## Selected text:
━━━

Operation Jaywick

The raid on Singapore Harbour

Group portrait taken after the completion of Operation Jaywick.  C43323

Operation Jaywick was a raid on shipping in Japanese-occupied Singapore harbour between September and October 1943. The raid was carried out by members of Special Operations Australia (SOA) from Z Special Unit. The team comprised of four British soldiers, and 11 AIF and Royal Australian Navy personnel, commanded by a British officer, Major Ivan Lyon.

Disguised as Malay fishermen, Lyon’s team travelled from Exmouth in Western Australia to Subor Island, 11 kilometres from Singapore, in a captured boat, renamed the MV Krait. The Krait was a slow-moving, wooden-hulled vessel about twenty metres long and sporadically suffered engine trouble for the duration of the voyage.

On reaching the island three-and-a-half weeks after leaving Australia, the team launched three two-man collapsible canoes (folboats). Lyon and five others then paddled into Singapore harbour. Arriving at night they split up and slipped from ship to ship attaching limpet mines, paddling another 80 kilometres to rendezvous with Krait six days later on 2 October.

━━━

## Provided material:
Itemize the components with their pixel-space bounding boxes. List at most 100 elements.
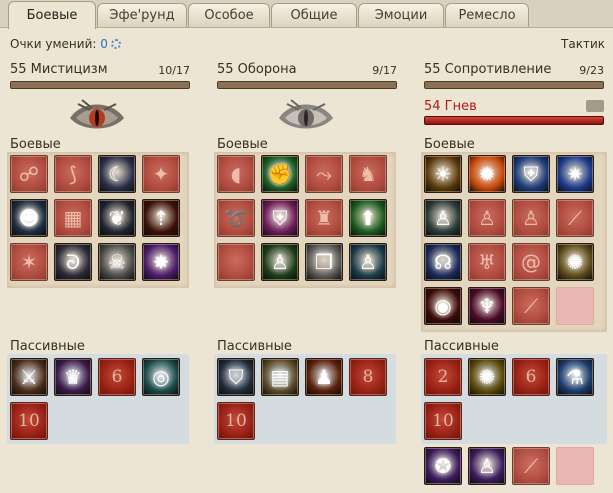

━━━

## Task set:
**A.** In the Operation Jaywick text, who commanded the team that carried out the raid?
**B.** Does each statement agree with the Operation Jaywick text? Answer yes or no, and quote the deciding words of the text. (i) The team traveled disguised as Malay fishermen. (ii) The Krait was a steel-hulled boat. (iii) The canoe party reached Singapore harbor during the day.

## Solutions by task:
**A.** Major Ivan Lyon, a British officer.

**B.**
(i) Yes: "Disguised as Malay fishermen"
(ii) No: "a slow-moving, wooden-hulled vessel"
(iii) No: "Arriving at night they split up"